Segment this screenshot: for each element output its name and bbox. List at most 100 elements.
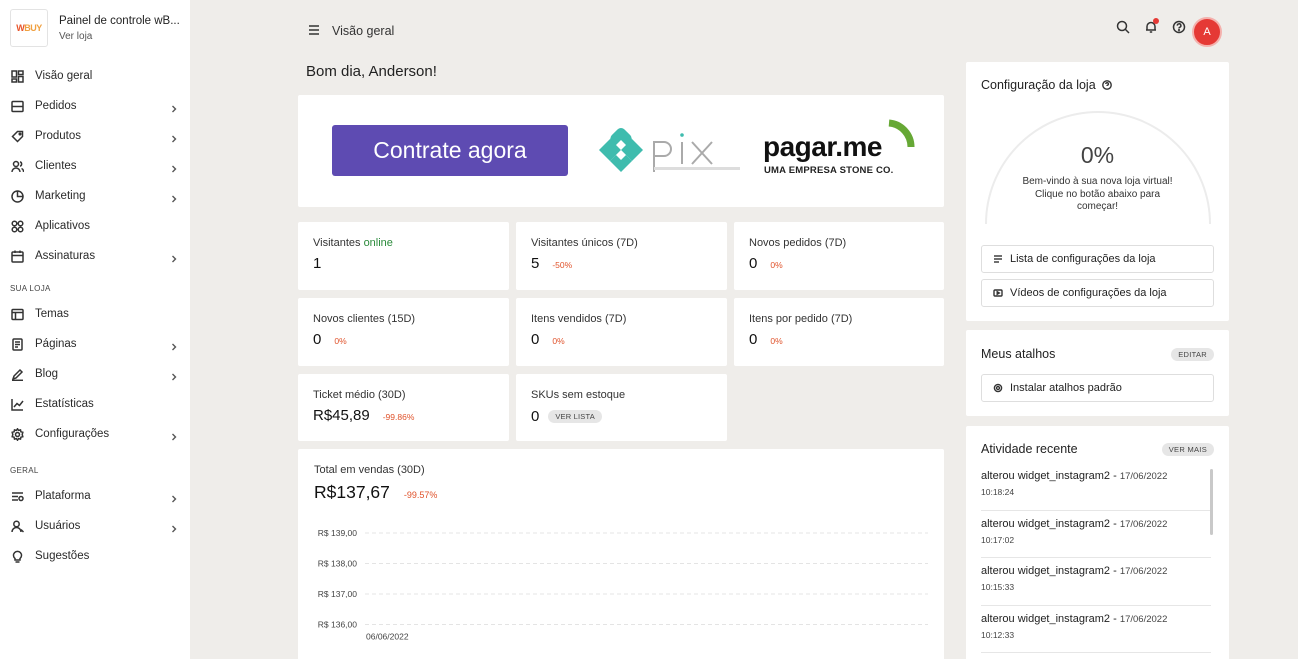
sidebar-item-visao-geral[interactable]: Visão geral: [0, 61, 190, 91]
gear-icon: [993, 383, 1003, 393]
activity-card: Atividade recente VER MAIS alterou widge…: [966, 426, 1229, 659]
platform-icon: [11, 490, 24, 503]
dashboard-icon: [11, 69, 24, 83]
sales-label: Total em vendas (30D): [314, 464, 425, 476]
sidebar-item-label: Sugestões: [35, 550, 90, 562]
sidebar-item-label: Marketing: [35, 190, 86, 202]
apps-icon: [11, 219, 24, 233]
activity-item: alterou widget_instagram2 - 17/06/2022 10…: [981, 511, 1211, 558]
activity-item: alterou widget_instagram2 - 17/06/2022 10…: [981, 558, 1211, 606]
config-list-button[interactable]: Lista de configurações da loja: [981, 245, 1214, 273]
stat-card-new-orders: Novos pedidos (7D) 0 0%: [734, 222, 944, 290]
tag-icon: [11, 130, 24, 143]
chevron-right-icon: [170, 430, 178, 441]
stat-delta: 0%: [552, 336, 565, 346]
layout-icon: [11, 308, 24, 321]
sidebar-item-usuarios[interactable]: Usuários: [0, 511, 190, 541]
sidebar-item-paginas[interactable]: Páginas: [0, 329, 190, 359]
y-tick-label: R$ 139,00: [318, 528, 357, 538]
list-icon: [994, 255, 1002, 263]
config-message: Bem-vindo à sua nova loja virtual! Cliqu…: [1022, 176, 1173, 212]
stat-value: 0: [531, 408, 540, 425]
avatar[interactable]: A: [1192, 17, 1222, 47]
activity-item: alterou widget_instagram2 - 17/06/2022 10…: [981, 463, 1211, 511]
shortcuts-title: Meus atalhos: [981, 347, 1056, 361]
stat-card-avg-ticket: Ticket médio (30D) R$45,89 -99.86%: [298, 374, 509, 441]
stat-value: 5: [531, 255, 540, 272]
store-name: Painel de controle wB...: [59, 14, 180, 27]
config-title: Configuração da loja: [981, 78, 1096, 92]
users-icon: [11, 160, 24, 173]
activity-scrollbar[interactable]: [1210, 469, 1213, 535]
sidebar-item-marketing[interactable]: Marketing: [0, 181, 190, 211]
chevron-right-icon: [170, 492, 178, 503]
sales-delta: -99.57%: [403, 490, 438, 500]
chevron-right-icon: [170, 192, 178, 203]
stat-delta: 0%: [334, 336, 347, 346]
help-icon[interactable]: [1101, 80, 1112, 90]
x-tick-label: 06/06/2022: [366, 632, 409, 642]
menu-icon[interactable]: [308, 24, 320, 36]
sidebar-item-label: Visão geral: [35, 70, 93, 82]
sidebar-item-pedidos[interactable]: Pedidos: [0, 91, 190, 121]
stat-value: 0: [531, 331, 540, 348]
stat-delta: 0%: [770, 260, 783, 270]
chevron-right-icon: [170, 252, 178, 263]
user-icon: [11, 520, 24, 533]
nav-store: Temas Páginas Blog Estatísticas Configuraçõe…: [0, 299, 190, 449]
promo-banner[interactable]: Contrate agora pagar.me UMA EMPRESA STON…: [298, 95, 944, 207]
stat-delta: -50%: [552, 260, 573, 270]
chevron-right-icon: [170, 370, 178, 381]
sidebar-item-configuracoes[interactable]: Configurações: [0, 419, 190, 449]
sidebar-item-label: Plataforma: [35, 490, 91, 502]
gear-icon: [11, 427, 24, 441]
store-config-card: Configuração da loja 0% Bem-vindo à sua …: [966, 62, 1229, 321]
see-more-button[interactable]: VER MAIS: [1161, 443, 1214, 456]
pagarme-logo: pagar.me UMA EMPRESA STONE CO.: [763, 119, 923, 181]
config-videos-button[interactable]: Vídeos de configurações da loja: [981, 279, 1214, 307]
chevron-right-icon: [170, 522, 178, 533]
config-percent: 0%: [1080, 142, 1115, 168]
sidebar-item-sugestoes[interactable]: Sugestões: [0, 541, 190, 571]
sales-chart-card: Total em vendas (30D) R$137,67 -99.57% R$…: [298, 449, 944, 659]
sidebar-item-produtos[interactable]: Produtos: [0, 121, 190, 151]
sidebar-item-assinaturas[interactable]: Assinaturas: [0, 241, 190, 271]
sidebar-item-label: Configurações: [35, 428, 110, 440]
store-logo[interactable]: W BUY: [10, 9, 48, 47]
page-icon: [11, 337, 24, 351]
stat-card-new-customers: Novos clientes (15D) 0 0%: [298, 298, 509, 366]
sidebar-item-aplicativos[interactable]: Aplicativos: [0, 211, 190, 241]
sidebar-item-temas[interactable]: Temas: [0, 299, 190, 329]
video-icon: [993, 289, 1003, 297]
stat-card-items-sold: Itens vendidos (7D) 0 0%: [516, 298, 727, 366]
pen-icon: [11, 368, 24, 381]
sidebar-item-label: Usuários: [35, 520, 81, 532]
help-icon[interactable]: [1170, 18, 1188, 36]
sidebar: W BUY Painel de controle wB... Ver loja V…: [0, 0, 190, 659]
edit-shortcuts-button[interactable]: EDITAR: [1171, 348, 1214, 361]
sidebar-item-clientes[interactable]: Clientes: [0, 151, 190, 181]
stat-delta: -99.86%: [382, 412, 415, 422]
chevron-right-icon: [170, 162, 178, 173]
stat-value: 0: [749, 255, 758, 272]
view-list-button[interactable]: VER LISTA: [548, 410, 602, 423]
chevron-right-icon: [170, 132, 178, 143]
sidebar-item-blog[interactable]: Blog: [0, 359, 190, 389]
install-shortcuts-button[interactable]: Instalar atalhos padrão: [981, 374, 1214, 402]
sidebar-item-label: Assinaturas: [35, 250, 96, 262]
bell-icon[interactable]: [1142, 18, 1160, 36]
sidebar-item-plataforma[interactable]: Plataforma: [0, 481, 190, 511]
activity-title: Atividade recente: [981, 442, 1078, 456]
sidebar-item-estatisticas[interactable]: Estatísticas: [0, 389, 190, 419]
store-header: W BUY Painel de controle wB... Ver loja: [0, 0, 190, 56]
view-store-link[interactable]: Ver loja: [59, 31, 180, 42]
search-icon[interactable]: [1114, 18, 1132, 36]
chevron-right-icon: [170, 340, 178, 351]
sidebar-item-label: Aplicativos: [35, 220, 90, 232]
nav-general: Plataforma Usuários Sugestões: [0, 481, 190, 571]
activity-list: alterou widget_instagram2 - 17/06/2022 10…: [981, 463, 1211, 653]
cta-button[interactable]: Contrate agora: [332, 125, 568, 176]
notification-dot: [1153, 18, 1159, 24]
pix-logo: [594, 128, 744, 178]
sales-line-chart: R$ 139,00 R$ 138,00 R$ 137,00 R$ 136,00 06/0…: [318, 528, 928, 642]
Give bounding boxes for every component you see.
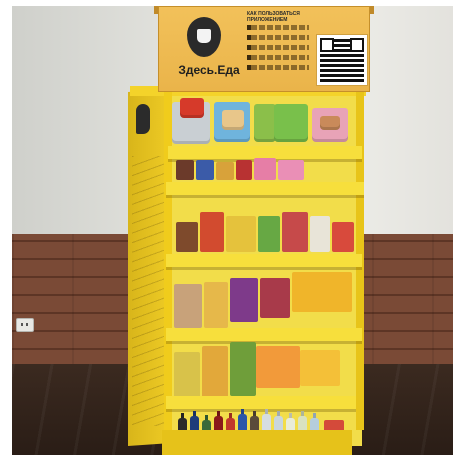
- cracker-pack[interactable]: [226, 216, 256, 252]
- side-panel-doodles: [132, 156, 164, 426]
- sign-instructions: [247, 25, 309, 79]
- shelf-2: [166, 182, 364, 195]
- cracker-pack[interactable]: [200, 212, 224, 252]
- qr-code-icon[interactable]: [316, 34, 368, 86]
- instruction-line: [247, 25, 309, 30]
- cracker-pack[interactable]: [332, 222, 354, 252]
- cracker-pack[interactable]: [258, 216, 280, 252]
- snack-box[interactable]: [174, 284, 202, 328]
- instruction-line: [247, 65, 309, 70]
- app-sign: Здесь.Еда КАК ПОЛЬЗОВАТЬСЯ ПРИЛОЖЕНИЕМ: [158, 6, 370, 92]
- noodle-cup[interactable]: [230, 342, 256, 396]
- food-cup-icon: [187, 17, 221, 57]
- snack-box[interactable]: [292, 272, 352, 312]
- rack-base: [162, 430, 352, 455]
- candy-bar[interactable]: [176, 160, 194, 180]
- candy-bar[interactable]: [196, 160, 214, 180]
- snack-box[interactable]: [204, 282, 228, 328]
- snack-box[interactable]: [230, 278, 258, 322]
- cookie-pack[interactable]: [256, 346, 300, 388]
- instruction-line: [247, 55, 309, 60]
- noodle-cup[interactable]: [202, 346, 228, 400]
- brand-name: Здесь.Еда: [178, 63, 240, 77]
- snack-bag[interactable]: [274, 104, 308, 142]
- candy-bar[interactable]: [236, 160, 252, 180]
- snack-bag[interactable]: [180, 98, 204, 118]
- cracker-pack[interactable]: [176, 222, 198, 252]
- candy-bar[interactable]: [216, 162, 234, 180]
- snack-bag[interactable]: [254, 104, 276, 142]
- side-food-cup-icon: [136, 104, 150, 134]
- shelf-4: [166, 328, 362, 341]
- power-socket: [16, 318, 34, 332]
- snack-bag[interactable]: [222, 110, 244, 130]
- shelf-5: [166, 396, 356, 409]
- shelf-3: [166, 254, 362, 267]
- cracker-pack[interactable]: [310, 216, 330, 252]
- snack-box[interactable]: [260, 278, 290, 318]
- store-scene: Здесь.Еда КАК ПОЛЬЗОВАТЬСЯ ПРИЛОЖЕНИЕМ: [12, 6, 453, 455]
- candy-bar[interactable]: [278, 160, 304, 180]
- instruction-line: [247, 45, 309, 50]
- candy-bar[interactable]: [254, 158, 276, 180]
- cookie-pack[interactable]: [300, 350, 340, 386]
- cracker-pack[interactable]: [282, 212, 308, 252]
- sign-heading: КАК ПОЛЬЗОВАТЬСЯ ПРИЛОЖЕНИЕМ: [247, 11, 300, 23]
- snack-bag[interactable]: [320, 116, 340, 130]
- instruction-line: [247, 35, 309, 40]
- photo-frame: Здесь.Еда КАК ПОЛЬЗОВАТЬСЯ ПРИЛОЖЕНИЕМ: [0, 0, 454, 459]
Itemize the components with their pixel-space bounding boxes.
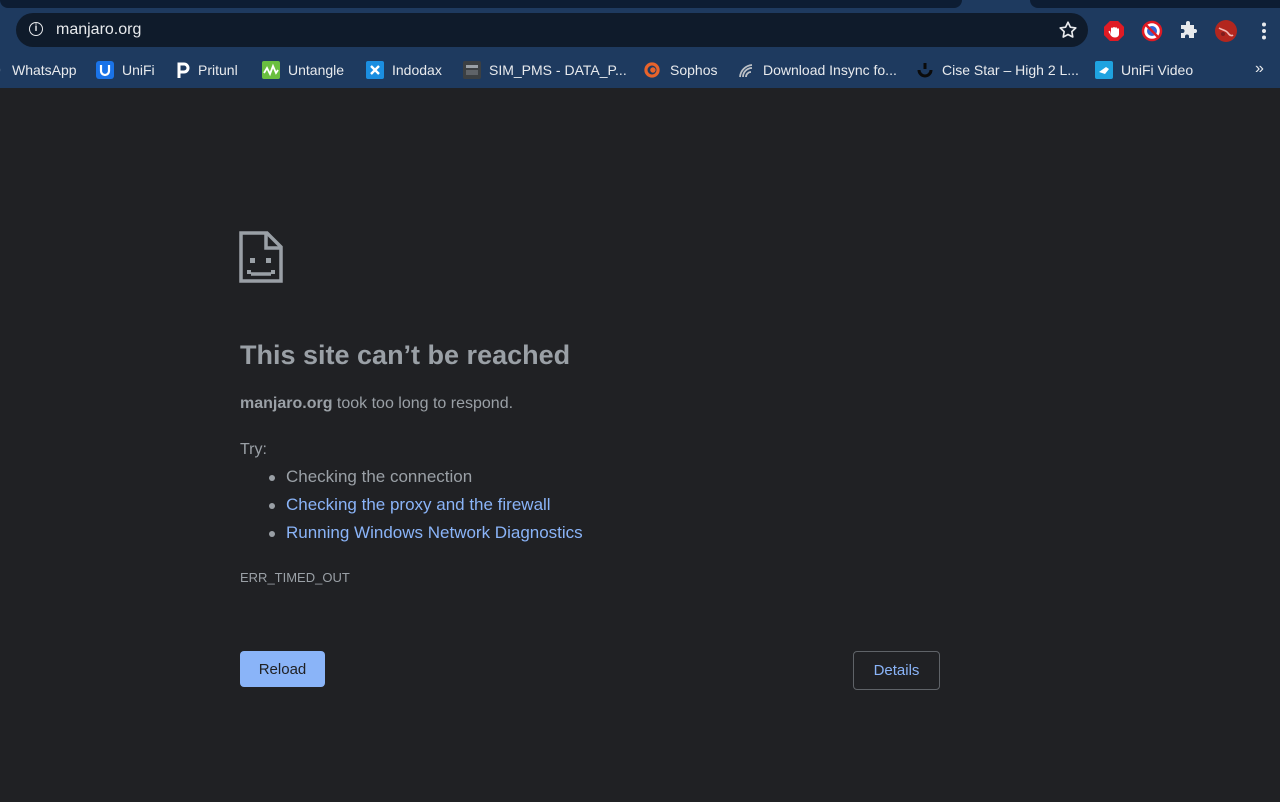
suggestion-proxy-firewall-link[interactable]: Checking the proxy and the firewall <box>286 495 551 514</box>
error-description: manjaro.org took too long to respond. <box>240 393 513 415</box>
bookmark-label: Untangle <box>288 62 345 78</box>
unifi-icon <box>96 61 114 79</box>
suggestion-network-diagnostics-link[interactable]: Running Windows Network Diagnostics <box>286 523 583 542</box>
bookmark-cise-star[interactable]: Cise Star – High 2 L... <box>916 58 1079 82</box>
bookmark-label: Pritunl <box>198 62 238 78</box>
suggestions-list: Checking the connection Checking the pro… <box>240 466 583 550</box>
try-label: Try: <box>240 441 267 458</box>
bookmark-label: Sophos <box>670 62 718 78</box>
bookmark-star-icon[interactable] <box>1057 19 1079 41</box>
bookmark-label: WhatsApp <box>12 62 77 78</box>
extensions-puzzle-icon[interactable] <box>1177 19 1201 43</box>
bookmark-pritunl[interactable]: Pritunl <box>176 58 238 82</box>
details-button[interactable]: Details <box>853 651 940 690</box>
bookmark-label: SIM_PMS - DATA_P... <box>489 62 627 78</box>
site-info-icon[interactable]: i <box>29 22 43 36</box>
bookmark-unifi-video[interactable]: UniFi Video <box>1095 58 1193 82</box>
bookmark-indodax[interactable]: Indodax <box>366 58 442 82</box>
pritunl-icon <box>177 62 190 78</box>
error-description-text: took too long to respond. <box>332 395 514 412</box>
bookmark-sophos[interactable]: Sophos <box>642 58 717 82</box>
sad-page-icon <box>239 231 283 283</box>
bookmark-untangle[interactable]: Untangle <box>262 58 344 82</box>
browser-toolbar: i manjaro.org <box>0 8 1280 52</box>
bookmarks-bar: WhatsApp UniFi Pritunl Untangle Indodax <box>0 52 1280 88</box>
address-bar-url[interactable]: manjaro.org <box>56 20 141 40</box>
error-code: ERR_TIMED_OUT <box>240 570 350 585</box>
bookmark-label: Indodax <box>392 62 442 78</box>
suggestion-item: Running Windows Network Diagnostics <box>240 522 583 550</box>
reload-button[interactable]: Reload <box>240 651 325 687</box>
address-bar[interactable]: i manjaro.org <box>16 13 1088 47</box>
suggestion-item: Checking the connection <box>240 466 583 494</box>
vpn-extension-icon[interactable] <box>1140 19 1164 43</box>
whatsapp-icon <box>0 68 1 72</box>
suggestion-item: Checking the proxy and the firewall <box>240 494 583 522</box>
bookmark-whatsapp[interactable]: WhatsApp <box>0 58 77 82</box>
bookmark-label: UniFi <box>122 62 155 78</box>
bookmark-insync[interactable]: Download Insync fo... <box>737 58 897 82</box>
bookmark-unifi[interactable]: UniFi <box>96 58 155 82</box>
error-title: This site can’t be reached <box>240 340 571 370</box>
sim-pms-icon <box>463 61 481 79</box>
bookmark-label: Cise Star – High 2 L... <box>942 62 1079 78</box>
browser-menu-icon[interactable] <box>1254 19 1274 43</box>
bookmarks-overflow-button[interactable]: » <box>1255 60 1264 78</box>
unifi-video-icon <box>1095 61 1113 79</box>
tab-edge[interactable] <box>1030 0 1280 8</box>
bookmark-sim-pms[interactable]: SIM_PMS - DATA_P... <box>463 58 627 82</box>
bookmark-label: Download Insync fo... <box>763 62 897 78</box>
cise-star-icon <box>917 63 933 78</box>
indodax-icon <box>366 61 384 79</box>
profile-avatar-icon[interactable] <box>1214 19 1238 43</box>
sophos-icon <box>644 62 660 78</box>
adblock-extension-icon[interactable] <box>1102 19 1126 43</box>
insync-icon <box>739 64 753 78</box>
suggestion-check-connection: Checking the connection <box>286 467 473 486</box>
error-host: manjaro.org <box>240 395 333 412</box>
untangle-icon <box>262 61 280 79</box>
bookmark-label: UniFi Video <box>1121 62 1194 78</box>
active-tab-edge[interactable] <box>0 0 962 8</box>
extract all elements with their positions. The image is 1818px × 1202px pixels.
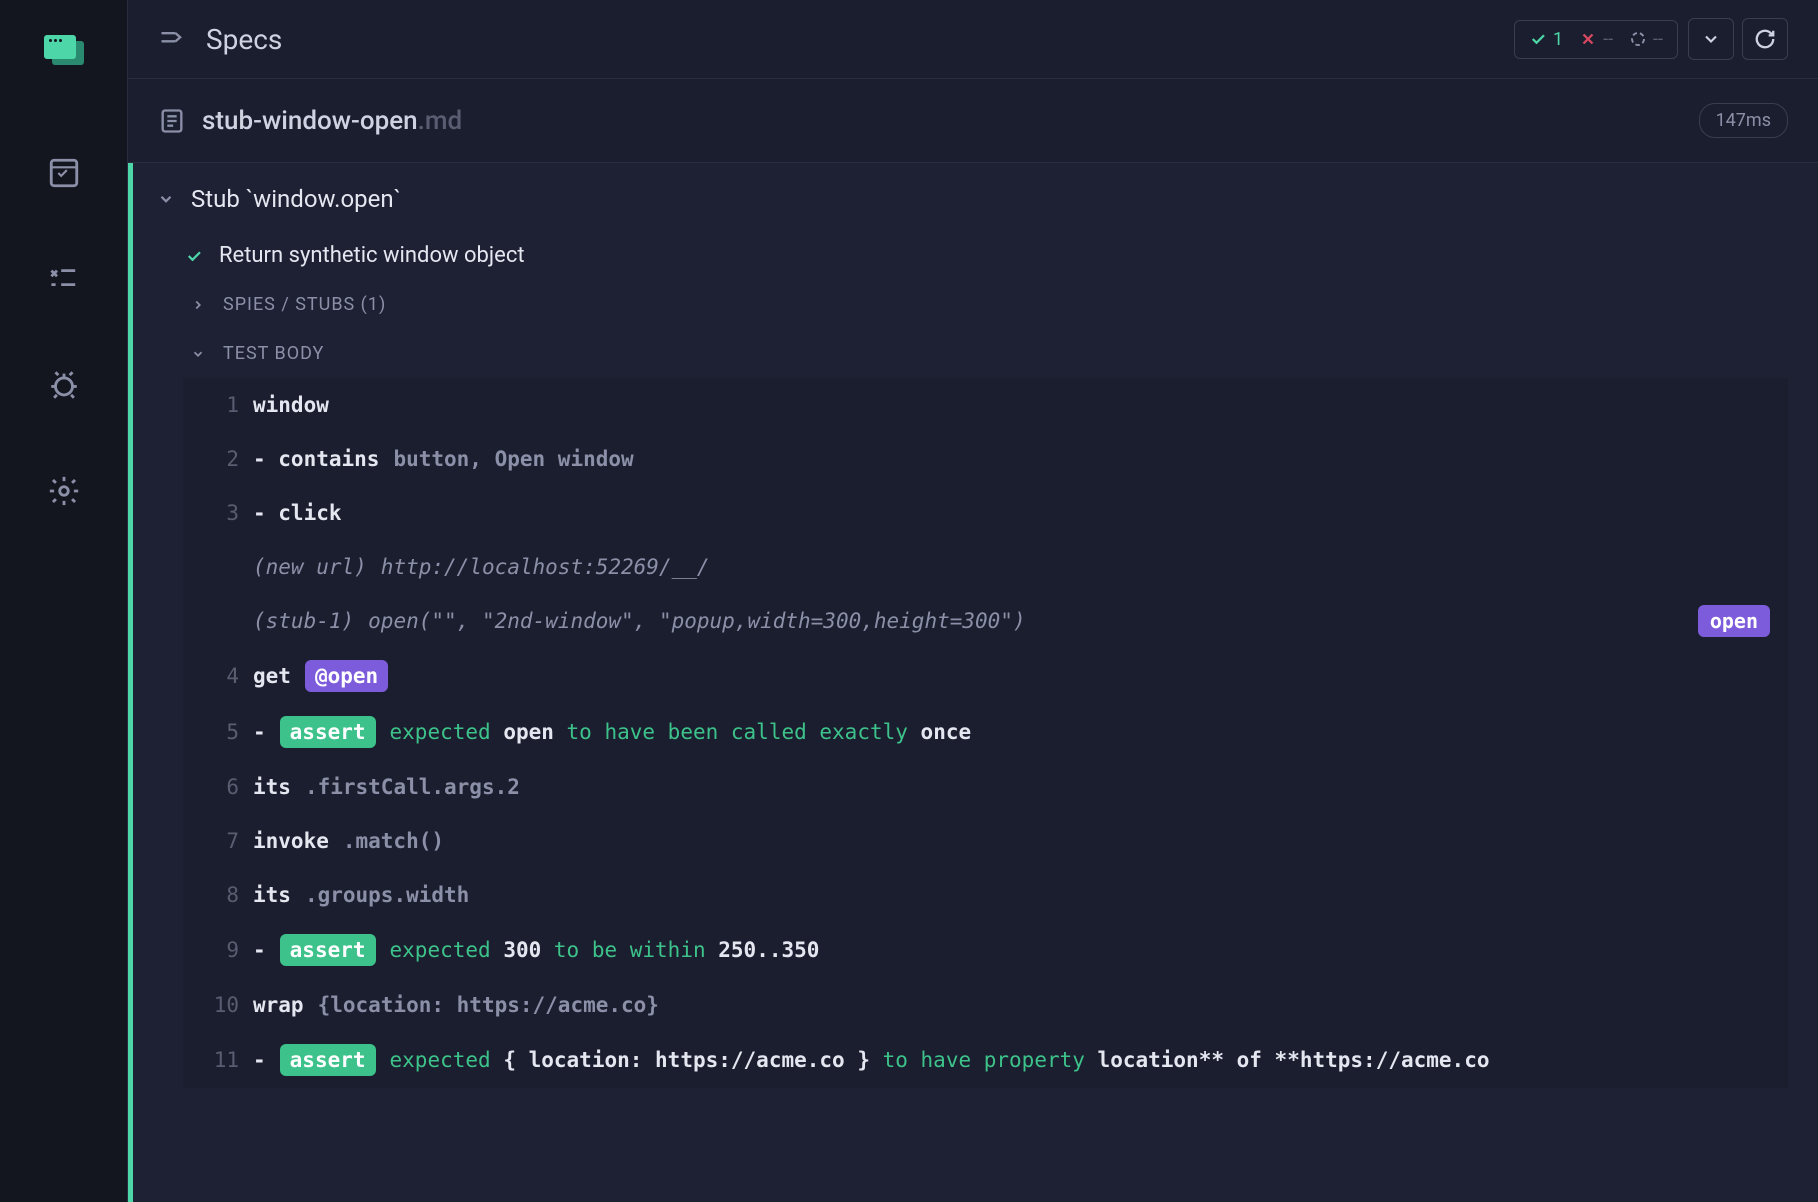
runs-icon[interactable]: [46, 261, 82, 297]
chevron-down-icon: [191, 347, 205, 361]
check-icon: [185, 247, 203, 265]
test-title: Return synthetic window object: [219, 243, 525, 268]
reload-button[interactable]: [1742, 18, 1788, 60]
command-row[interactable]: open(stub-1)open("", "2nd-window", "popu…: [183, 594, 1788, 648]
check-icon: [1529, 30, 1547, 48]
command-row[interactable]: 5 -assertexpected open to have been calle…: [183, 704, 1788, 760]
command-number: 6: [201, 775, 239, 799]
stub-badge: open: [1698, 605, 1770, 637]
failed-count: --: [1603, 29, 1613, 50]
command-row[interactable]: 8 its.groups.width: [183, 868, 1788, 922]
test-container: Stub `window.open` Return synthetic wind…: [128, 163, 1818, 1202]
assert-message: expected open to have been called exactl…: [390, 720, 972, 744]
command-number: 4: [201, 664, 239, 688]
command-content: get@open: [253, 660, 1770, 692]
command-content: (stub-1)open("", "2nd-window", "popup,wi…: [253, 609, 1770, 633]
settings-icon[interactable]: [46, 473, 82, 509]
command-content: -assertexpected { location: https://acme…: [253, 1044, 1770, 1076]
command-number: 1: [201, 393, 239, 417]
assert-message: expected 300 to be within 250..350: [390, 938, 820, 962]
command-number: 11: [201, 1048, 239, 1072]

# # # #

Exercise brief:
Turn the lines in the items above into a JSON list of strings, starting with the line that contains "suggestion-proxy-firewall-link[interactable]: Checking the" and going on through the line that contains "523 583 542</box>". Use one string per line and leave out any blank lines.

Result below:
[
  "suggestion-proxy-firewall-link[interactable]: Checking the proxy and the firewall <box>286 495 551 514</box>",
  "error-description: manjaro.org took too long to respond. <box>240 393 513 415</box>",
  "bookmark-label: Untangle <box>288 62 345 78</box>",
  "unifi-icon <box>96 61 114 79</box>",
  "suggestion-network-diagnostics-link[interactable]: Running Windows Network Diagnostics <box>286 523 583 542</box>"
]